▶ _What you are asked to do_
Please rewrite the data lines between the line holding "x-category-labels: High BG" and the line holding "y-tick-label: 30 — [132, 365, 150, 382]", inclusive, as a JSON list of strings, one string per line, leaving out any blank lines.
◆ ◆ ◆ ◆ ◆ ◆ ◆
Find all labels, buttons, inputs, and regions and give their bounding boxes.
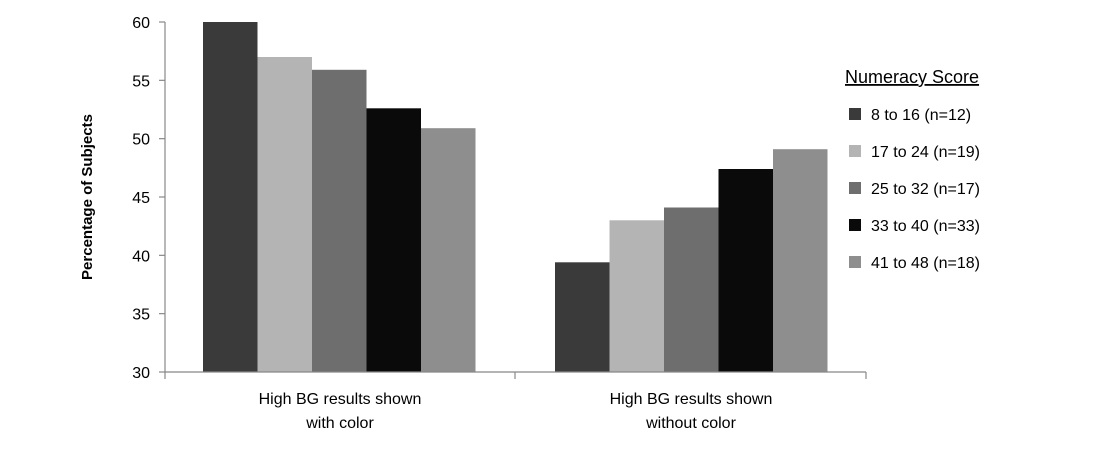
x-category-labels: High BG results shown with color High BG r… — [259, 391, 773, 432]
legend-label: 33 to 40 (n=33) — [871, 218, 980, 235]
y-tick-label: 40 — [132, 248, 150, 265]
legend-swatch — [849, 108, 861, 120]
bar-1-4 — [366, 108, 421, 373]
bar-1-3 — [312, 69, 367, 373]
legend-swatch — [849, 182, 861, 194]
legend: Numeracy Score 8 to 16 (n=12) 17 to 24 (n… — [845, 67, 980, 272]
legend-label: 25 to 32 (n=17) — [871, 181, 980, 198]
y-tick-label: 45 — [132, 190, 150, 207]
x-category-label: High BG results shown without color — [610, 391, 773, 432]
y-tick-label: 30 — [132, 365, 150, 382]
bars — [203, 22, 828, 373]
y-tick-label: 50 — [132, 132, 150, 149]
bar-1-2 — [257, 57, 312, 372]
bar-2-3 — [664, 207, 719, 372]
y-tick-label: 35 — [132, 307, 150, 324]
bar-2-1 — [555, 262, 610, 372]
bar-2-5 — [773, 149, 828, 372]
bar-1-1 — [203, 22, 258, 372]
bar-2-4 — [718, 169, 773, 372]
legend-swatch — [849, 219, 861, 231]
legend-swatch — [849, 145, 861, 157]
bar-2-2 — [609, 220, 664, 372]
legend-label: 8 to 16 (n=12) — [871, 107, 971, 124]
y-tick-label: 55 — [132, 73, 150, 90]
legend-title: Numeracy Score — [845, 67, 979, 87]
y-tick-label: 60 — [132, 15, 150, 32]
legend-label: 17 to 24 (n=19) — [871, 144, 980, 161]
y-ticks: 30 35 40 45 50 55 60 — [132, 15, 867, 382]
y-axis-label: Percentage of Subjects — [79, 114, 96, 280]
legend-label: 41 to 48 (n=18) — [871, 255, 980, 272]
bar-1-5 — [421, 128, 476, 372]
legend-swatch — [849, 256, 861, 268]
x-category-label: High BG results shown with color — [259, 391, 422, 432]
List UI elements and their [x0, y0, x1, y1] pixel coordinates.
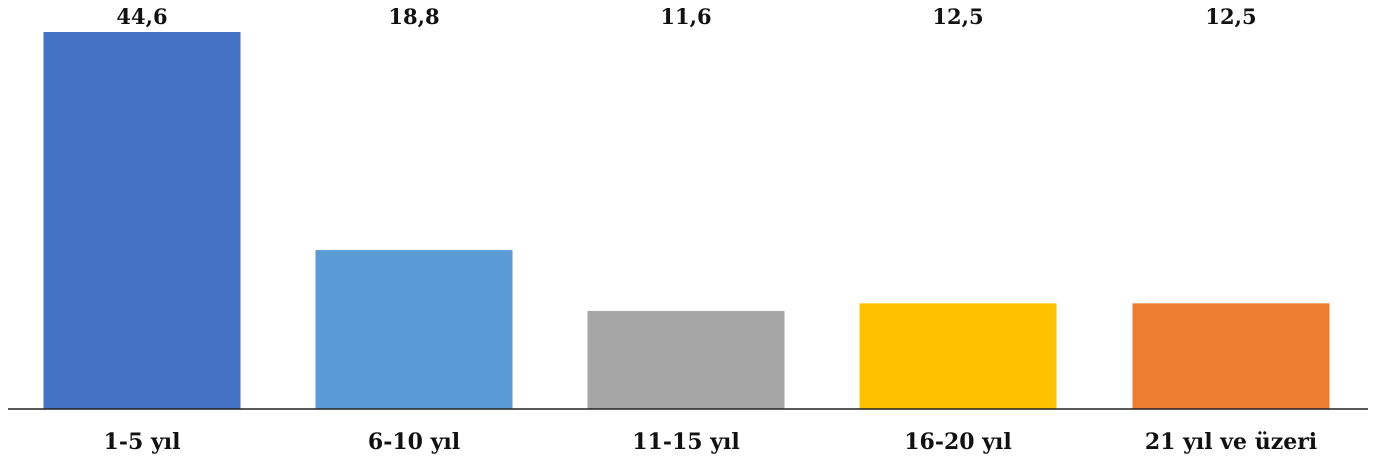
◆ ◆ ◆ ◆ ◆ ◆ ◆
▶ _Solution for this problem_
[
  "x-category-labels: High BG results shown with color High BG r… — [259, 391, 773, 432]",
  "legend-label: 33 to 40 (n=33) — [871, 218, 980, 235]",
  "y-tick-label: 40 — [132, 248, 150, 265]",
  "legend-swatch — [849, 108, 861, 120]",
  "bar-1-4 — [366, 108, 421, 373]",
  "bar-1-3 — [312, 69, 367, 373]",
  "legend-swatch — [849, 182, 861, 194]",
  "legend: Numeracy Score 8 to 16 (n=12) 17 to 24 (n… — [845, 67, 980, 272]",
  "legend-label: 25 to 32 (n=17) — [871, 181, 980, 198]",
  "y-tick-label: 45 — [132, 190, 150, 207]",
  "x-category-label: High BG results shown without color — [610, 391, 773, 432]",
  "y-tick-label: 30 — [132, 365, 150, 382]"
]